● **Challenge**
Your task is to print every entry below exactly as given.
>> start
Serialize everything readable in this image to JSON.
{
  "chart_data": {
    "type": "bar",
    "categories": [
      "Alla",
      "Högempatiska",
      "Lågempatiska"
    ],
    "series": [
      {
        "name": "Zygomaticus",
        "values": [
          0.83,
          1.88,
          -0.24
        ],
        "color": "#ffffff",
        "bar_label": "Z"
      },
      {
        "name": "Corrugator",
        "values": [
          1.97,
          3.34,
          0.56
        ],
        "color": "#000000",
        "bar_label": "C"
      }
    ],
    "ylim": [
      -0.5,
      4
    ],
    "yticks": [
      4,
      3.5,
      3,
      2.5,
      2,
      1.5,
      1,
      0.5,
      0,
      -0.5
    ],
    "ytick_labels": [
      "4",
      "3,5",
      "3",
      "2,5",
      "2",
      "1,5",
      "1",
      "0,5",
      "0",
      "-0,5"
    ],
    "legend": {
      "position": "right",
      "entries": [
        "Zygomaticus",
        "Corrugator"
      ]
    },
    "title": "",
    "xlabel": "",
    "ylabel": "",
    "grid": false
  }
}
>> end
● **Output of the task**
Serialize everything readable in this image to JSON.
{
  "chart_data": {
    "type": "bar",
    "categories": [
      "Alla",
      "Högempatiska",
      "Lågempatiska"
    ],
    "series": [
      {
        "name": "Zygomaticus",
        "values": [
          0.83,
          1.88,
          -0.24
        ],
        "color": "#ffffff",
        "bar_label": "Z"
      },
      {
        "name": "Corrugator",
        "values": [
          1.97,
          3.34,
          0.56
        ],
        "color": "#000000",
        "bar_label": "C"
      }
    ],
    "ylim": [
      -0.5,
      4
    ],
    "yticks": [
      4,
      3.5,
      3,
      2.5,
      2,
      1.5,
      1,
      0.5,
      0,
      -0.5
    ],
    "ytick_labels": [
      "4",
      "3,5",
      "3",
      "2,5",
      "2",
      "1,5",
      "1",
      "0,5",
      "0",
      "-0,5"
    ],
    "legend": {
      "position": "right",
      "entries": [
        "Zygomaticus",
        "Corrugator"
      ]
    },
    "title": "",
    "xlabel": "",
    "ylabel": "",
    "grid": false
  }
}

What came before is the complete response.